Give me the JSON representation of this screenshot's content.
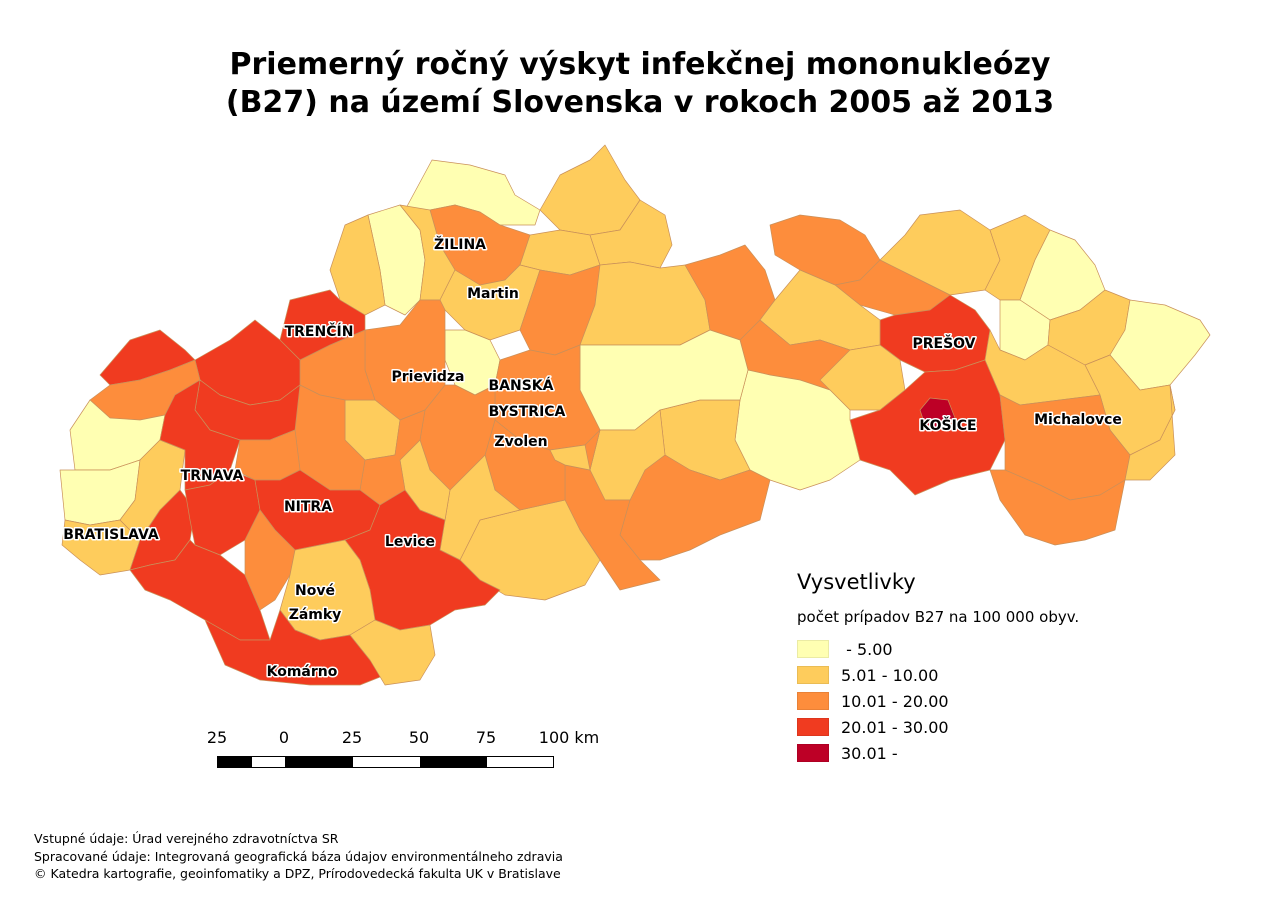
{
  "title": {
    "line1": "Priemerný ročný výskyt infekčnej mononukleózy",
    "line2": "(B27) na území Slovenska v rokoch 2005 až 2013"
  },
  "cities": {
    "zilina": "ŽILINA",
    "martin": "Martin",
    "trencin": "TRENČÍN",
    "prievidza": "Prievidza",
    "banska1": "BANSKÁ",
    "banska2": "BYSTRICA",
    "zvolen": "Zvolen",
    "presov": "PREŠOV",
    "kosice": "KOŠICE",
    "michalovce": "Michalovce",
    "trnava": "TRNAVA",
    "nitra": "NITRA",
    "levice": "Levice",
    "bratislava": "BRATISLAVA",
    "nz1": "Nové",
    "nz2": "Zámky",
    "komarno": "Komárno"
  },
  "legend": {
    "title": "Vysvetlivky",
    "subtitle": "počet prípadov B27 na 100 000 obyv.",
    "classes": [
      {
        "label": " - 5.00",
        "color": "#ffffb2"
      },
      {
        "label": "5.01 - 10.00",
        "color": "#fecc5c"
      },
      {
        "label": "10.01 - 20.00",
        "color": "#fd8d3c"
      },
      {
        "label": "20.01 - 30.00",
        "color": "#f03b20"
      },
      {
        "label": "30.01 - ",
        "color": "#bd0026"
      }
    ]
  },
  "scale": {
    "labels": [
      "25",
      "0",
      "25",
      "50",
      "75",
      "100 km"
    ]
  },
  "credits": {
    "line1": "Vstupné údaje: Úrad verejného zdravotníctva SR",
    "line2": "Spracované údaje: Integrovaná geografická báza údajov environmentálneho zdravia",
    "line3": "© Katedra kartografie, geoinfomatiky a DPZ, Prírodovedecká fakulta UK v Bratislave"
  }
}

> _Directions_: Without including the pictures, reproduce all entries exactly.

> _Full output_:
Give me the JSON representation of this screenshot's content.
{
  "title": {
    "line1": "Priemerný ročný výskyt infekčnej mononukleózy",
    "line2": "(B27) na území Slovenska v rokoch 2005 až 2013"
  },
  "cities": {
    "zilina": "ŽILINA",
    "martin": "Martin",
    "trencin": "TRENČÍN",
    "prievidza": "Prievidza",
    "banska1": "BANSKÁ",
    "banska2": "BYSTRICA",
    "zvolen": "Zvolen",
    "presov": "PREŠOV",
    "kosice": "KOŠICE",
    "michalovce": "Michalovce",
    "trnava": "TRNAVA",
    "nitra": "NITRA",
    "levice": "Levice",
    "bratislava": "BRATISLAVA",
    "nz1": "Nové",
    "nz2": "Zámky",
    "komarno": "Komárno"
  },
  "legend": {
    "title": "Vysvetlivky",
    "subtitle": "počet prípadov B27 na 100 000 obyv.",
    "classes": [
      {
        "label": " - 5.00",
        "color": "#ffffb2"
      },
      {
        "label": "5.01 - 10.00",
        "color": "#fecc5c"
      },
      {
        "label": "10.01 - 20.00",
        "color": "#fd8d3c"
      },
      {
        "label": "20.01 - 30.00",
        "color": "#f03b20"
      },
      {
        "label": "30.01 - ",
        "color": "#bd0026"
      }
    ]
  },
  "scale": {
    "labels": [
      "25",
      "0",
      "25",
      "50",
      "75",
      "100 km"
    ]
  },
  "credits": {
    "line1": "Vstupné údaje: Úrad verejného zdravotníctva SR",
    "line2": "Spracované údaje: Integrovaná geografická báza údajov environmentálneho zdravia",
    "line3": "© Katedra kartografie, geoinfomatiky a DPZ, Prírodovedecká fakulta UK v Bratislave"
  }
}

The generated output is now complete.